GIVEN DATA start

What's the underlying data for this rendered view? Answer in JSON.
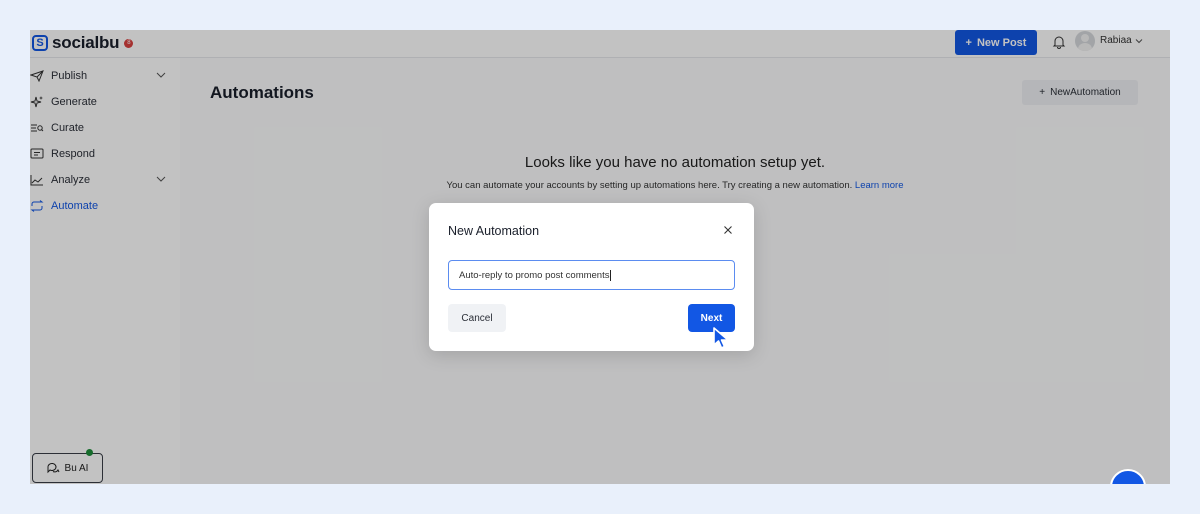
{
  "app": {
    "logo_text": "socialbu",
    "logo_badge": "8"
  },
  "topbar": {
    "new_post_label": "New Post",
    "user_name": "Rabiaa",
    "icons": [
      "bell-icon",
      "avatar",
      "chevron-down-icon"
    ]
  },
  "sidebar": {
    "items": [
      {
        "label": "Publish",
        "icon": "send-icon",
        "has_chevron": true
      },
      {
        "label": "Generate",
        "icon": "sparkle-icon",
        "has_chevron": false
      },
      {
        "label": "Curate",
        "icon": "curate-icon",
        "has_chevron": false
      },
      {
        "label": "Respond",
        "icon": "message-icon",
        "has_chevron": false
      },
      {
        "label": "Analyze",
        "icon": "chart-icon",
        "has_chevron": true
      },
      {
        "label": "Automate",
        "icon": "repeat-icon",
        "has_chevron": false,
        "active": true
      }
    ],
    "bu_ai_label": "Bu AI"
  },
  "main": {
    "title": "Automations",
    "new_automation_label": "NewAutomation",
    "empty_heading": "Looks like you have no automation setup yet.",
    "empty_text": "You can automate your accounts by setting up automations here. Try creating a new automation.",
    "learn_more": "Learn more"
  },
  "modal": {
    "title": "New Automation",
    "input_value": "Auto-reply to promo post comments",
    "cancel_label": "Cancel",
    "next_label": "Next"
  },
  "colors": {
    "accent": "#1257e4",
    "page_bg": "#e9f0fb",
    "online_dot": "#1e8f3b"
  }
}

GIVEN DATA end

*TASK GOAL*
All the lines above are to be reproduced exactly, except the pictures.

*SOLUTION FOR THIS EXERCISE*
What's the underlying data for this rendered view? Answer in JSON.
{
  "app": {
    "logo_text": "socialbu",
    "logo_badge": "8"
  },
  "topbar": {
    "new_post_label": "New Post",
    "user_name": "Rabiaa",
    "icons": [
      "bell-icon",
      "avatar",
      "chevron-down-icon"
    ]
  },
  "sidebar": {
    "items": [
      {
        "label": "Publish",
        "icon": "send-icon",
        "has_chevron": true
      },
      {
        "label": "Generate",
        "icon": "sparkle-icon",
        "has_chevron": false
      },
      {
        "label": "Curate",
        "icon": "curate-icon",
        "has_chevron": false
      },
      {
        "label": "Respond",
        "icon": "message-icon",
        "has_chevron": false
      },
      {
        "label": "Analyze",
        "icon": "chart-icon",
        "has_chevron": true
      },
      {
        "label": "Automate",
        "icon": "repeat-icon",
        "has_chevron": false,
        "active": true
      }
    ],
    "bu_ai_label": "Bu AI"
  },
  "main": {
    "title": "Automations",
    "new_automation_label": "NewAutomation",
    "empty_heading": "Looks like you have no automation setup yet.",
    "empty_text": "You can automate your accounts by setting up automations here. Try creating a new automation.",
    "learn_more": "Learn more"
  },
  "modal": {
    "title": "New Automation",
    "input_value": "Auto-reply to promo post comments",
    "cancel_label": "Cancel",
    "next_label": "Next"
  },
  "colors": {
    "accent": "#1257e4",
    "page_bg": "#e9f0fb",
    "online_dot": "#1e8f3b"
  }
}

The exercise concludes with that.